▶ **Given exercise**
Go over the entries below line by line, copying each one that contains the word "JSON".

▶ **Extracted records**
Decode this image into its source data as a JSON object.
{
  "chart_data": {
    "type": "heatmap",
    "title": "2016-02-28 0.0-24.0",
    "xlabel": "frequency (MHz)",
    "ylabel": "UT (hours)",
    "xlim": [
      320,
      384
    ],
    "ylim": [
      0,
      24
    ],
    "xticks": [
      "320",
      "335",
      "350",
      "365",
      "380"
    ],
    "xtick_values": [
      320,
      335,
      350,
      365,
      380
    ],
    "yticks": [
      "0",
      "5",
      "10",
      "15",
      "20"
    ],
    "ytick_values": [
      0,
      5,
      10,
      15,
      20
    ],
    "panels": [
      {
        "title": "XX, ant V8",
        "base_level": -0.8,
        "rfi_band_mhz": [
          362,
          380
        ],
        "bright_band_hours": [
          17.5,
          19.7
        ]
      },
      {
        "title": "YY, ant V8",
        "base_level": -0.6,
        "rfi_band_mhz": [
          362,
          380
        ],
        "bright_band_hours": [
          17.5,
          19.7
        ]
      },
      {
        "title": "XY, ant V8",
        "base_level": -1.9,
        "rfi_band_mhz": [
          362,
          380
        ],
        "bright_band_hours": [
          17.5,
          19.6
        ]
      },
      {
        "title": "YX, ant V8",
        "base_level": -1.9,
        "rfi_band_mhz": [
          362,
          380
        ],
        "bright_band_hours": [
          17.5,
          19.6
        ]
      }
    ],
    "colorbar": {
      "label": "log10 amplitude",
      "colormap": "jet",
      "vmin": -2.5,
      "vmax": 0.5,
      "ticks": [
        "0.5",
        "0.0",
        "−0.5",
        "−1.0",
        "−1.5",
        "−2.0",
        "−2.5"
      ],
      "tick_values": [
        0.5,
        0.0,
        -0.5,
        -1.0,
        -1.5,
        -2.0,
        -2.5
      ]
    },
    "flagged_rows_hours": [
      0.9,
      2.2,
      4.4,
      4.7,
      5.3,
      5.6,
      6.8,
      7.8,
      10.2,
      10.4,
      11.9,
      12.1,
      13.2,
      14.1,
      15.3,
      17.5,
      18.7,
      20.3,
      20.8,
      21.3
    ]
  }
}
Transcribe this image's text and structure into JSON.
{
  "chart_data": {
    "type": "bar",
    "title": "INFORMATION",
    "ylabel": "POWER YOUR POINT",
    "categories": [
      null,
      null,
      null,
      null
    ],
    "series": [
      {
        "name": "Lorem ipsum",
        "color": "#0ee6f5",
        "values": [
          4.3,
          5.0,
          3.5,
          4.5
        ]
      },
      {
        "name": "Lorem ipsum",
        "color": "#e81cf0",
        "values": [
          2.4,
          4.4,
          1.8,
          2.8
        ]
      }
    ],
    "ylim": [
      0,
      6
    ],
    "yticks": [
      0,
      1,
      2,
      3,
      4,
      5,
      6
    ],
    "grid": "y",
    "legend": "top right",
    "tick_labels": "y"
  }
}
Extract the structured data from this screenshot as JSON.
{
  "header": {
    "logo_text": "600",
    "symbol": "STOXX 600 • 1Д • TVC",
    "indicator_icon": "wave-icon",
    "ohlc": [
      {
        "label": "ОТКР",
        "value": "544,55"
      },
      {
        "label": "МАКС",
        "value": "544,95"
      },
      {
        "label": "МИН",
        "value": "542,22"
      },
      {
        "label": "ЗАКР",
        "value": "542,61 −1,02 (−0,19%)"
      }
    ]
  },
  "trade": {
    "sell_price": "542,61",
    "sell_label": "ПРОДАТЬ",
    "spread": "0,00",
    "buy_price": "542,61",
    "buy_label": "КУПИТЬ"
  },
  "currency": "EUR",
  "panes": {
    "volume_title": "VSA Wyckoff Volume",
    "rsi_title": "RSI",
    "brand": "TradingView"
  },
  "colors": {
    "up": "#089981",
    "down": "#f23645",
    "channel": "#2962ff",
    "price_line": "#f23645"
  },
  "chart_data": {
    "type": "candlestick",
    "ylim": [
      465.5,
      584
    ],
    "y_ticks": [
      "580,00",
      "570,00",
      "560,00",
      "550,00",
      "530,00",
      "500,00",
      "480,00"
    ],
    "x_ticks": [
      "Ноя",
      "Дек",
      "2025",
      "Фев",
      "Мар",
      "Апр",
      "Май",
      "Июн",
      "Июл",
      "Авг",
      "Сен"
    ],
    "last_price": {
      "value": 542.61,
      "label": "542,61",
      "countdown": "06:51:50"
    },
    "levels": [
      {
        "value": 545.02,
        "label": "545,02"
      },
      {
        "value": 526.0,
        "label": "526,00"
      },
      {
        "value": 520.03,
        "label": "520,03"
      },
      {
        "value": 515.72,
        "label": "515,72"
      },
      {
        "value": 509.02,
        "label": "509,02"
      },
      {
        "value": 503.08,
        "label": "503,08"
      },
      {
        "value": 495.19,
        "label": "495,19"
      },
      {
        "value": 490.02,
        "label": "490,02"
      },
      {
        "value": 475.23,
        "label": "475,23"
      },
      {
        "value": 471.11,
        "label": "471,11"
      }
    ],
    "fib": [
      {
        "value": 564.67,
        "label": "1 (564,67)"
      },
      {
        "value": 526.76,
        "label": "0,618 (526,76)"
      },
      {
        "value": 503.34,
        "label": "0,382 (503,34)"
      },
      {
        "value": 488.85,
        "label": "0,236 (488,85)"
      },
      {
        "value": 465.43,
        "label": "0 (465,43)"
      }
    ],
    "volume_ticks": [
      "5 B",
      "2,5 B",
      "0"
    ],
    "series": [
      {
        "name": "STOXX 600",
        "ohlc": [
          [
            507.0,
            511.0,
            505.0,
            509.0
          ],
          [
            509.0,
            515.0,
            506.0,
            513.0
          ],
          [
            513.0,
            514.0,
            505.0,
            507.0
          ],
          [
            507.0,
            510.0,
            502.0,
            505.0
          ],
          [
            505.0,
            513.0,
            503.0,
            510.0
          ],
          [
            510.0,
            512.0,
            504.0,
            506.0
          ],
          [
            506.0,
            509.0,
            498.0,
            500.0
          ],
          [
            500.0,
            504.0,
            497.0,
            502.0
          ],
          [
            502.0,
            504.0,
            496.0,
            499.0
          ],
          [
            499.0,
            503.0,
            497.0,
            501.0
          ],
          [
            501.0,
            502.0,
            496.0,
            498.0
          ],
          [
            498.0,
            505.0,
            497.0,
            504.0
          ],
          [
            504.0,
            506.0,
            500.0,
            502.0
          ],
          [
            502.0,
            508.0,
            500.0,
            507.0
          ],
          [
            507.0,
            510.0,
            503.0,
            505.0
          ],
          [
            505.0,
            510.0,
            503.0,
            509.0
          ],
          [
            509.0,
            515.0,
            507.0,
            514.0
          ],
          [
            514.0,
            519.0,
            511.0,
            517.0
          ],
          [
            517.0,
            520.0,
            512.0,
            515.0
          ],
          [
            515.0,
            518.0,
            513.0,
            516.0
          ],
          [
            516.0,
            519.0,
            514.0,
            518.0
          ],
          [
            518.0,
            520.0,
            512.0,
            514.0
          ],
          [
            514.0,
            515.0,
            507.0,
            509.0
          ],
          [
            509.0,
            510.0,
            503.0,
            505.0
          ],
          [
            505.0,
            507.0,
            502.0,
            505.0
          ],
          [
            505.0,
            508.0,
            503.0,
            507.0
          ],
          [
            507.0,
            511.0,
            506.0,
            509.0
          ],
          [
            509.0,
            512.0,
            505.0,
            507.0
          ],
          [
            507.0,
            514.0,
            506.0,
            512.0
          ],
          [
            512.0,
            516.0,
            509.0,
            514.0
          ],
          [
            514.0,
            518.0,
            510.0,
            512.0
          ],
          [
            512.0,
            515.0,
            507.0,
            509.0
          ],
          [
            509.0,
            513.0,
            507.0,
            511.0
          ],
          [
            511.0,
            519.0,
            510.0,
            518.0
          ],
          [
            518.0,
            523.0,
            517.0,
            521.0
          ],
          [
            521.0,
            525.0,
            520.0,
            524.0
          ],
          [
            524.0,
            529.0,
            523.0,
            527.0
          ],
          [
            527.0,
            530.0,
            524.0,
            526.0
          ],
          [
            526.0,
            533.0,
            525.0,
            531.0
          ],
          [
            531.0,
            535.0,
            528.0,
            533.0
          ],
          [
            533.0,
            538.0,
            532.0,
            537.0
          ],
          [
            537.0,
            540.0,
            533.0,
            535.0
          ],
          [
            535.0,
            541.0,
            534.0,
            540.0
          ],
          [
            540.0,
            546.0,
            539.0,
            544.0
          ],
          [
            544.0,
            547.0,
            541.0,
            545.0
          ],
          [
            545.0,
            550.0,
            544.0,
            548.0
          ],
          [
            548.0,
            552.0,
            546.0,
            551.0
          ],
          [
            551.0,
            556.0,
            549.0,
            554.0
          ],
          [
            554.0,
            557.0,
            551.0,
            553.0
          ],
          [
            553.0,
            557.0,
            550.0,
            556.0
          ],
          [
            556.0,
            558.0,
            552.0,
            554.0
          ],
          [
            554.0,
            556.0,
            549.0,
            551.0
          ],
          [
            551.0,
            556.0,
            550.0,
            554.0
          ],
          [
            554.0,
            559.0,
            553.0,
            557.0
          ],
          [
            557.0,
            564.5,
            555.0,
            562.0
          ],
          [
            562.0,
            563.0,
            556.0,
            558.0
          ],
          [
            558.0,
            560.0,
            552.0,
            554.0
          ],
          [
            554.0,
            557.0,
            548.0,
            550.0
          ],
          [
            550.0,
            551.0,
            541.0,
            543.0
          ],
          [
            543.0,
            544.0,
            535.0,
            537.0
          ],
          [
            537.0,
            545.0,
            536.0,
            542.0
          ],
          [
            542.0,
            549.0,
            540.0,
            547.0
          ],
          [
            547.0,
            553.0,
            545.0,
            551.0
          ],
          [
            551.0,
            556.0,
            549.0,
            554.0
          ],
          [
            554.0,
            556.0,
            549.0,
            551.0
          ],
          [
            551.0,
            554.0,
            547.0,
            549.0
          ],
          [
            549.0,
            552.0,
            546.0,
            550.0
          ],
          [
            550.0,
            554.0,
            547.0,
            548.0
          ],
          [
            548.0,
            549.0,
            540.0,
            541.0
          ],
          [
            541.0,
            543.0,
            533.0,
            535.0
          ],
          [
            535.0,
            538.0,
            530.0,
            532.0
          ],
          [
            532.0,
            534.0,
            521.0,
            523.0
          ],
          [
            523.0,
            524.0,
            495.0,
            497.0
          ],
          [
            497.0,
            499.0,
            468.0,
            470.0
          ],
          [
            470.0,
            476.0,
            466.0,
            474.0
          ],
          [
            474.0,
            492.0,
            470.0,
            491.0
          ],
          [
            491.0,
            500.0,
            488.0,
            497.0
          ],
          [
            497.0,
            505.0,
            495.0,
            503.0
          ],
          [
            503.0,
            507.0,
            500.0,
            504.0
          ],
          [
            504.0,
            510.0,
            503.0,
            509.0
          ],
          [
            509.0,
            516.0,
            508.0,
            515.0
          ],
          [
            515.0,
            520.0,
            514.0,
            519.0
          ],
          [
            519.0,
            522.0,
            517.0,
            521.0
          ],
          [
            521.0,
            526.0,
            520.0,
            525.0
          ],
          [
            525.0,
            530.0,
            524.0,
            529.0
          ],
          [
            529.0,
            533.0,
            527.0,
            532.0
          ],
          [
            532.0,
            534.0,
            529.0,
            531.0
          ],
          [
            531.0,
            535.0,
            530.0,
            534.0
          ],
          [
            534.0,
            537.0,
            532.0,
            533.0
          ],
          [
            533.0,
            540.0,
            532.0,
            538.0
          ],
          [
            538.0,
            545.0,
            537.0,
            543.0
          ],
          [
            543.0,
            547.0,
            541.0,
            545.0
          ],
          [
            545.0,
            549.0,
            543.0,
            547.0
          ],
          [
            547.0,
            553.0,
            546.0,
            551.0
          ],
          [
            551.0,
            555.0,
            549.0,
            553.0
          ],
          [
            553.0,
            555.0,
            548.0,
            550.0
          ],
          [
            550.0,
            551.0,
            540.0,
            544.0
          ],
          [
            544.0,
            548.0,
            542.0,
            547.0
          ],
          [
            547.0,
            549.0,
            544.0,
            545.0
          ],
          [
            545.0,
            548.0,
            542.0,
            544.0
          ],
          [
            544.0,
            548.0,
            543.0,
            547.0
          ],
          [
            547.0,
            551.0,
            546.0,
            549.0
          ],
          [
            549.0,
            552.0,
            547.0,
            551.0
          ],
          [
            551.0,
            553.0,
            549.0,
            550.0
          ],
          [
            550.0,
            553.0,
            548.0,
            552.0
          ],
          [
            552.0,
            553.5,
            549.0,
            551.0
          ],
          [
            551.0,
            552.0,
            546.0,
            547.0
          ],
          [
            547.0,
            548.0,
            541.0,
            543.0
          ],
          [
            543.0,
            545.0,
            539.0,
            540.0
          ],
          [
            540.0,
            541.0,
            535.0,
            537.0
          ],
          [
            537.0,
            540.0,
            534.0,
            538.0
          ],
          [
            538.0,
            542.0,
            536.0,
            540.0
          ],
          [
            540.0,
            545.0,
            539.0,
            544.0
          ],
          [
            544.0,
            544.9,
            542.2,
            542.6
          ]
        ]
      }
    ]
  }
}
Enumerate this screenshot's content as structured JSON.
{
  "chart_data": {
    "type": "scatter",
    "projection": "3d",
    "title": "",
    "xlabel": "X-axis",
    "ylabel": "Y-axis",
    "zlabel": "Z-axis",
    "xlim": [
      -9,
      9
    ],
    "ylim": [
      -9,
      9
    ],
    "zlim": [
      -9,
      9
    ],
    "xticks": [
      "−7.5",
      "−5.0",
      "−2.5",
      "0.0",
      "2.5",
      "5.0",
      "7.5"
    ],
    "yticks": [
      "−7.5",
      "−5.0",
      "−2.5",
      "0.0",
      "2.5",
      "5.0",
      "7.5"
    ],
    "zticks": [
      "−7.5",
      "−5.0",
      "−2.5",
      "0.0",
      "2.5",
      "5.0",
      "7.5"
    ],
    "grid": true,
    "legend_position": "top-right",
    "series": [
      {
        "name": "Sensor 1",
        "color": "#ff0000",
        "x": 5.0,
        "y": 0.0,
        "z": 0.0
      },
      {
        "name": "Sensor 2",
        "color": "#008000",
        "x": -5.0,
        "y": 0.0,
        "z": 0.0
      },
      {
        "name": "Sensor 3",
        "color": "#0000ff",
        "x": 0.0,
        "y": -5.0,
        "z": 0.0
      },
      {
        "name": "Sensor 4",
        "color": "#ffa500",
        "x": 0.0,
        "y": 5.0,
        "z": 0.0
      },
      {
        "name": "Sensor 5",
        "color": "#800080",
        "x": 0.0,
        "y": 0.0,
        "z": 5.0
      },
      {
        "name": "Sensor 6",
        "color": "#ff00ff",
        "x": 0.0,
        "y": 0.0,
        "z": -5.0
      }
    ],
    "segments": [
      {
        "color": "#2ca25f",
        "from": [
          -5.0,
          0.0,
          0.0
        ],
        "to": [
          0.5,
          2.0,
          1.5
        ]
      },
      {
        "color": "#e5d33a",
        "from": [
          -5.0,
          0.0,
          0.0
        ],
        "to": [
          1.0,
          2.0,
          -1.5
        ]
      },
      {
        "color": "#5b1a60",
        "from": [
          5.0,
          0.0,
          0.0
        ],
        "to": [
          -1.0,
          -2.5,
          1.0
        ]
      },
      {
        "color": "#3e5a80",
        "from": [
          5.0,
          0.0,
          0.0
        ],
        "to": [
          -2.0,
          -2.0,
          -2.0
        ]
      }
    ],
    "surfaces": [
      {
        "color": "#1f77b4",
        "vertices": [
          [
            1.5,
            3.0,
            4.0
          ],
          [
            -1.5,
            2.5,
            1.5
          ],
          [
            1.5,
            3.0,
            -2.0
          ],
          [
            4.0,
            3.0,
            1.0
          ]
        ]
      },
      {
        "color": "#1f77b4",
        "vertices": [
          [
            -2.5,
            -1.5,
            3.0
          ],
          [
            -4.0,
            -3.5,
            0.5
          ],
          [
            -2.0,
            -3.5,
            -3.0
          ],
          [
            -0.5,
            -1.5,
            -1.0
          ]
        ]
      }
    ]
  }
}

▶ **Response below**
Decode this image into its source data as a JSON object.
Transcribe this image's text and structure into JSON.
Extract the structured data from this screenshot as JSON.
Enumerate this screenshot's content as structured JSON.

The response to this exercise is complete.